>> start Given data
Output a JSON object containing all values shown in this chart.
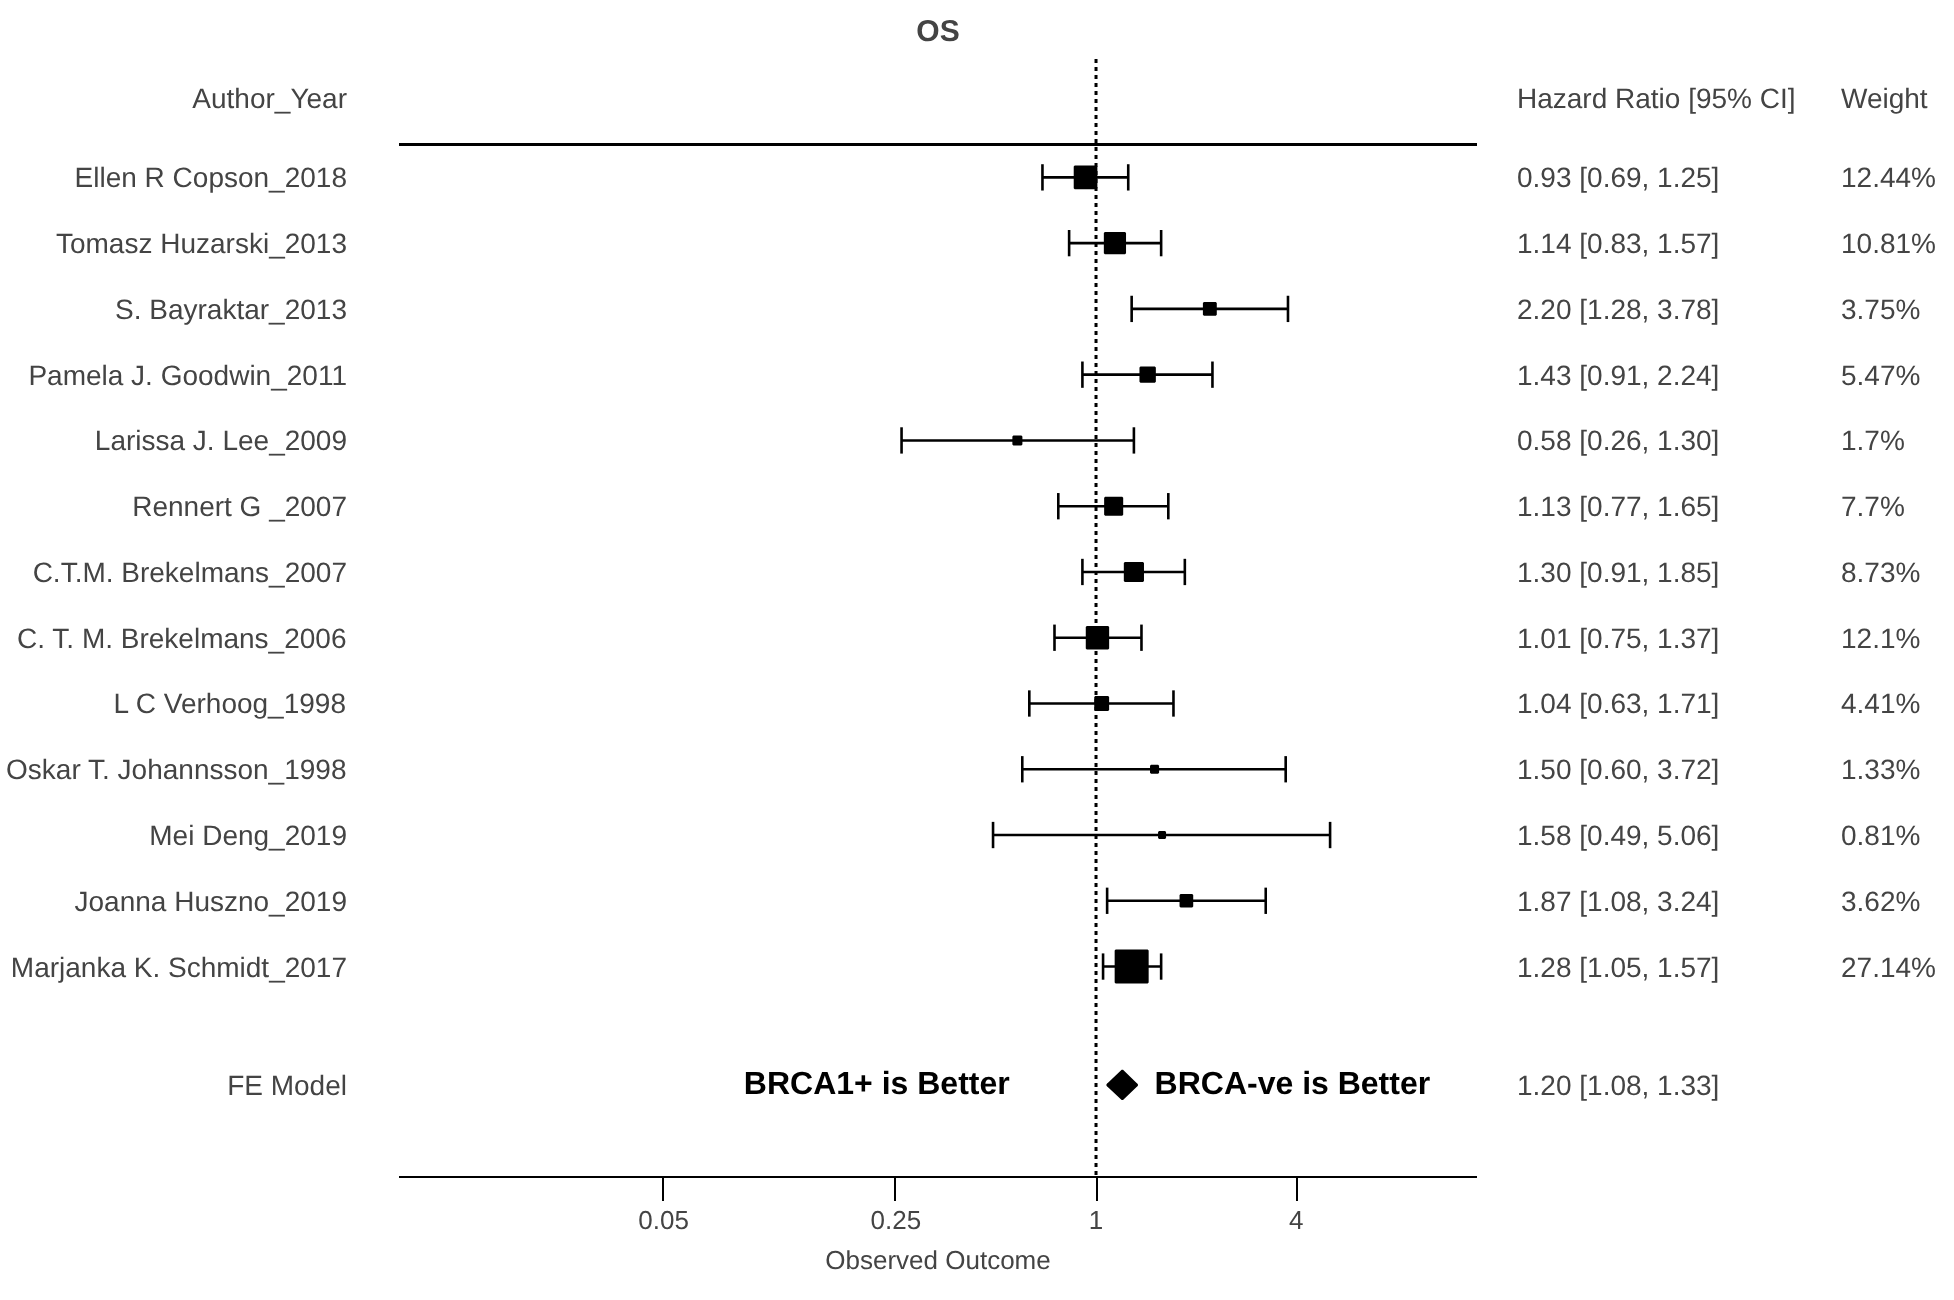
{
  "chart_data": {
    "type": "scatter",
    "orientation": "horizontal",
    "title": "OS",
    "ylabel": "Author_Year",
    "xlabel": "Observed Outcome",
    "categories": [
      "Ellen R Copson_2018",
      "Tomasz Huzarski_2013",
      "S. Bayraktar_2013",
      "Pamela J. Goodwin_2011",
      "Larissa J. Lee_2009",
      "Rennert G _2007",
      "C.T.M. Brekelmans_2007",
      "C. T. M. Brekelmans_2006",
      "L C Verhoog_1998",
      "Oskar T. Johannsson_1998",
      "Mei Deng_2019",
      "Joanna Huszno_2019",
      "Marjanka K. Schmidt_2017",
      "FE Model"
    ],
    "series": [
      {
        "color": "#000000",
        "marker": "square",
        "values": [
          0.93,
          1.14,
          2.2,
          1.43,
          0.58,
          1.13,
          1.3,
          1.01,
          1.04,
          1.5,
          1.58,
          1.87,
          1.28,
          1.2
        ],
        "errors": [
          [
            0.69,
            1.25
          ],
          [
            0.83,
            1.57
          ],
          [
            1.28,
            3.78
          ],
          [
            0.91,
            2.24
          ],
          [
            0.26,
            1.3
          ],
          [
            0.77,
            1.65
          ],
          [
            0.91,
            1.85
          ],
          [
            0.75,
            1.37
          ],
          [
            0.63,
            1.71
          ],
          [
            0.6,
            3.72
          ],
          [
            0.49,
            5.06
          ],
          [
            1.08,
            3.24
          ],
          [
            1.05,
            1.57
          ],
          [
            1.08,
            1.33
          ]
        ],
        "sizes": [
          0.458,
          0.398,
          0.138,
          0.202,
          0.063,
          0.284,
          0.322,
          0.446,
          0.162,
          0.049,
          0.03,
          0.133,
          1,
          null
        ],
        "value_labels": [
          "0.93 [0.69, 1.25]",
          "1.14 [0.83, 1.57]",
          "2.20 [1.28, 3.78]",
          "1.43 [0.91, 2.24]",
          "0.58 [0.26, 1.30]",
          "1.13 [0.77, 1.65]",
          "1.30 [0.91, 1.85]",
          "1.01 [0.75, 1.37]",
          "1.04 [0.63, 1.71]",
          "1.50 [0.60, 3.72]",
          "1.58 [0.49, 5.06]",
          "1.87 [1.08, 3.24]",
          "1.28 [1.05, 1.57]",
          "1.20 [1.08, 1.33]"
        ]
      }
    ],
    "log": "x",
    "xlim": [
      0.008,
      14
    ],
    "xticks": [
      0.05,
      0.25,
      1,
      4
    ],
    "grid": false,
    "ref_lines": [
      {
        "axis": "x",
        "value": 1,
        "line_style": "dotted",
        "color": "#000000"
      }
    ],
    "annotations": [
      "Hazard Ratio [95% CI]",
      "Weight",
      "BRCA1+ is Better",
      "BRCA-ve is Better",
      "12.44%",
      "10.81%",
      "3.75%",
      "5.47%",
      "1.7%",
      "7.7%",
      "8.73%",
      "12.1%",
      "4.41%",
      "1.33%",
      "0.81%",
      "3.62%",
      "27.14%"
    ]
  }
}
>> end Given data
#### Task details
Keep the pictures out of your copy, and repeat every entry above exactly.

#### The reply
Output a JSON object containing all values shown in this chart.
{
  "chart_data": {
    "type": "scatter",
    "orientation": "horizontal",
    "title": "OS",
    "ylabel": "Author_Year",
    "xlabel": "Observed Outcome",
    "categories": [
      "Ellen R Copson_2018",
      "Tomasz Huzarski_2013",
      "S. Bayraktar_2013",
      "Pamela J. Goodwin_2011",
      "Larissa J. Lee_2009",
      "Rennert G _2007",
      "C.T.M. Brekelmans_2007",
      "C. T. M. Brekelmans_2006",
      "L C Verhoog_1998",
      "Oskar T. Johannsson_1998",
      "Mei Deng_2019",
      "Joanna Huszno_2019",
      "Marjanka K. Schmidt_2017",
      "FE Model"
    ],
    "series": [
      {
        "color": "#000000",
        "marker": "square",
        "values": [
          0.93,
          1.14,
          2.2,
          1.43,
          0.58,
          1.13,
          1.3,
          1.01,
          1.04,
          1.5,
          1.58,
          1.87,
          1.28,
          1.2
        ],
        "errors": [
          [
            0.69,
            1.25
          ],
          [
            0.83,
            1.57
          ],
          [
            1.28,
            3.78
          ],
          [
            0.91,
            2.24
          ],
          [
            0.26,
            1.3
          ],
          [
            0.77,
            1.65
          ],
          [
            0.91,
            1.85
          ],
          [
            0.75,
            1.37
          ],
          [
            0.63,
            1.71
          ],
          [
            0.6,
            3.72
          ],
          [
            0.49,
            5.06
          ],
          [
            1.08,
            3.24
          ],
          [
            1.05,
            1.57
          ],
          [
            1.08,
            1.33
          ]
        ],
        "sizes": [
          0.458,
          0.398,
          0.138,
          0.202,
          0.063,
          0.284,
          0.322,
          0.446,
          0.162,
          0.049,
          0.03,
          0.133,
          1,
          null
        ],
        "value_labels": [
          "0.93 [0.69, 1.25]",
          "1.14 [0.83, 1.57]",
          "2.20 [1.28, 3.78]",
          "1.43 [0.91, 2.24]",
          "0.58 [0.26, 1.30]",
          "1.13 [0.77, 1.65]",
          "1.30 [0.91, 1.85]",
          "1.01 [0.75, 1.37]",
          "1.04 [0.63, 1.71]",
          "1.50 [0.60, 3.72]",
          "1.58 [0.49, 5.06]",
          "1.87 [1.08, 3.24]",
          "1.28 [1.05, 1.57]",
          "1.20 [1.08, 1.33]"
        ]
      }
    ],
    "log": "x",
    "xlim": [
      0.008,
      14
    ],
    "xticks": [
      0.05,
      0.25,
      1,
      4
    ],
    "grid": false,
    "ref_lines": [
      {
        "axis": "x",
        "value": 1,
        "line_style": "dotted",
        "color": "#000000"
      }
    ],
    "annotations": [
      "Hazard Ratio [95% CI]",
      "Weight",
      "BRCA1+ is Better",
      "BRCA-ve is Better",
      "12.44%",
      "10.81%",
      "3.75%",
      "5.47%",
      "1.7%",
      "7.7%",
      "8.73%",
      "12.1%",
      "4.41%",
      "1.33%",
      "0.81%",
      "3.62%",
      "27.14%"
    ]
  }
}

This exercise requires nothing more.